[Begin]

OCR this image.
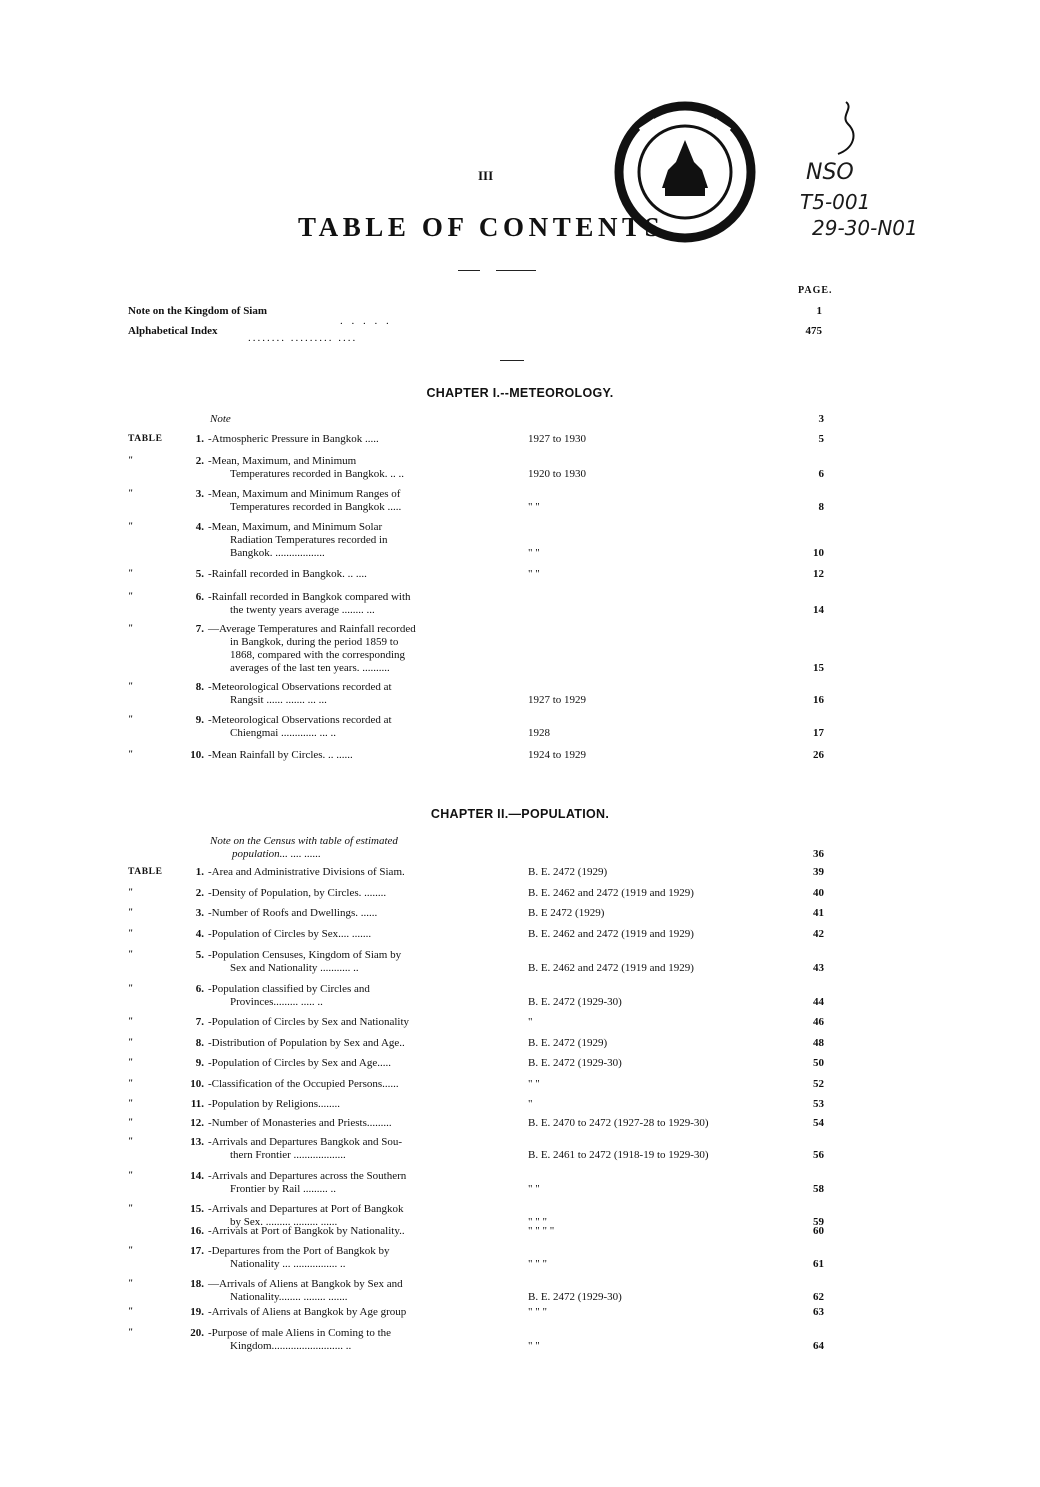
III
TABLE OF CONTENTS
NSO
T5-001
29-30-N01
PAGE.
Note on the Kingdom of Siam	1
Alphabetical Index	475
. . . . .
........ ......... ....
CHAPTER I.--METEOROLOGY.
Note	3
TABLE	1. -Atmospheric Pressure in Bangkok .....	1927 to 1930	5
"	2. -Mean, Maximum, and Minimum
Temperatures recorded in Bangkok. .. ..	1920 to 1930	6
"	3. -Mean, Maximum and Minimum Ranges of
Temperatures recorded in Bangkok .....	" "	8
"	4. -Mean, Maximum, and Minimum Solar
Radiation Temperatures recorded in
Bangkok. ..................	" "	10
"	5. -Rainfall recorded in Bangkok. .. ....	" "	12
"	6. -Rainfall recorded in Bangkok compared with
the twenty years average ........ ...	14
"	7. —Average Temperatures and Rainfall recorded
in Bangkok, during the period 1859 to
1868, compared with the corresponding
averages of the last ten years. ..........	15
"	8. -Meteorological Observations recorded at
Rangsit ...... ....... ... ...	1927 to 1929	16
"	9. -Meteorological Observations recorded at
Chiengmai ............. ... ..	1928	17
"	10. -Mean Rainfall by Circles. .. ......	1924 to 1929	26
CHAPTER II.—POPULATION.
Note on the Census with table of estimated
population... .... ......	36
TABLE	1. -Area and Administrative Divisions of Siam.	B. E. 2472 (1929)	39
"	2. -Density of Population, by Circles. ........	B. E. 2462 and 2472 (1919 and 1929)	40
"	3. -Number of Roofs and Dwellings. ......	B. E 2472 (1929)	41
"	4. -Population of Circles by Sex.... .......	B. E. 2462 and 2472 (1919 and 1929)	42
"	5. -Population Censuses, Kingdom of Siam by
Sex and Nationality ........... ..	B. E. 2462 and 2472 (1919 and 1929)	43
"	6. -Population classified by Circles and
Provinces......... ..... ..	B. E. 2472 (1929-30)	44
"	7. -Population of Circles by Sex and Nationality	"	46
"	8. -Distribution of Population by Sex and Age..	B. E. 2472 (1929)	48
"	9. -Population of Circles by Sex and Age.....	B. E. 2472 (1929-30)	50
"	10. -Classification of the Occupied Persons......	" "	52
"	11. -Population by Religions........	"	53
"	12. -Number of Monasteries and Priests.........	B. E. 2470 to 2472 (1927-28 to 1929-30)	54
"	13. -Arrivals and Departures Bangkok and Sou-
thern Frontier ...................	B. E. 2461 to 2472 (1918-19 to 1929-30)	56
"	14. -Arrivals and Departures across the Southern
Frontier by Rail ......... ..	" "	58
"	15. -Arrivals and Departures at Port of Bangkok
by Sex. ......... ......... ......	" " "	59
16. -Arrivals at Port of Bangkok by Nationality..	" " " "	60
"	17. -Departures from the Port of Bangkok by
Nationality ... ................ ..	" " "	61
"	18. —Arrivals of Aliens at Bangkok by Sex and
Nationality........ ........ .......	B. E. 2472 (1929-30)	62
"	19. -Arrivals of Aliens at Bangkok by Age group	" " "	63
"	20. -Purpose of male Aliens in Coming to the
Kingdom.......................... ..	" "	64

[End]

Would you mind returning each entry above word for word, skipping the images?

= OUTPUT FOR THIS EXERCISE =
OCR this image.
III
TABLE OF CONTENTS
NSO
T5-001
29-30-N01
PAGE.
Note on the Kingdom of Siam	1
Alphabetical Index	475
. . . . .
........ ......... ....
CHAPTER I.--METEOROLOGY.
Note	3
TABLE	1. -Atmospheric Pressure in Bangkok .....	1927 to 1930	5
"	2. -Mean, Maximum, and Minimum
Temperatures recorded in Bangkok. .. ..	1920 to 1930	6
"	3. -Mean, Maximum and Minimum Ranges of
Temperatures recorded in Bangkok .....	" "	8
"	4. -Mean, Maximum, and Minimum Solar
Radiation Temperatures recorded in
Bangkok. ..................	" "	10
"	5. -Rainfall recorded in Bangkok. .. ....	" "	12
"	6. -Rainfall recorded in Bangkok compared with
the twenty years average ........ ...	14
"	7. —Average Temperatures and Rainfall recorded
in Bangkok, during the period 1859 to
1868, compared with the corresponding
averages of the last ten years. ..........	15
"	8. -Meteorological Observations recorded at
Rangsit ...... ....... ... ...	1927 to 1929	16
"	9. -Meteorological Observations recorded at
Chiengmai ............. ... ..	1928	17
"	10. -Mean Rainfall by Circles. .. ......	1924 to 1929	26
CHAPTER II.—POPULATION.
Note on the Census with table of estimated
population... .... ......	36
TABLE	1. -Area and Administrative Divisions of Siam.	B. E. 2472 (1929)	39
"	2. -Density of Population, by Circles. ........	B. E. 2462 and 2472 (1919 and 1929)	40
"	3. -Number of Roofs and Dwellings. ......	B. E 2472 (1929)	41
"	4. -Population of Circles by Sex.... .......	B. E. 2462 and 2472 (1919 and 1929)	42
"	5. -Population Censuses, Kingdom of Siam by
Sex and Nationality ........... ..	B. E. 2462 and 2472 (1919 and 1929)	43
"	6. -Population classified by Circles and
Provinces......... ..... ..	B. E. 2472 (1929-30)	44
"	7. -Population of Circles by Sex and Nationality	"	46
"	8. -Distribution of Population by Sex and Age..	B. E. 2472 (1929)	48
"	9. -Population of Circles by Sex and Age.....	B. E. 2472 (1929-30)	50
"	10. -Classification of the Occupied Persons......	" "	52
"	11. -Population by Religions........	"	53
"	12. -Number of Monasteries and Priests.........	B. E. 2470 to 2472 (1927-28 to 1929-30)	54
"	13. -Arrivals and Departures Bangkok and Sou-
thern Frontier ...................	B. E. 2461 to 2472 (1918-19 to 1929-30)	56
"	14. -Arrivals and Departures across the Southern
Frontier by Rail ......... ..	" "	58
"	15. -Arrivals and Departures at Port of Bangkok
by Sex. ......... ......... ......	" " "	59
16. -Arrivals at Port of Bangkok by Nationality..	" " " "	60
"	17. -Departures from the Port of Bangkok by
Nationality ... ................ ..	" " "	61
"	18. —Arrivals of Aliens at Bangkok by Sex and
Nationality........ ........ .......	B. E. 2472 (1929-30)	62
"	19. -Arrivals of Aliens at Bangkok by Age group	" " "	63
"	20. -Purpose of male Aliens in Coming to the
Kingdom.......................... ..	" "	64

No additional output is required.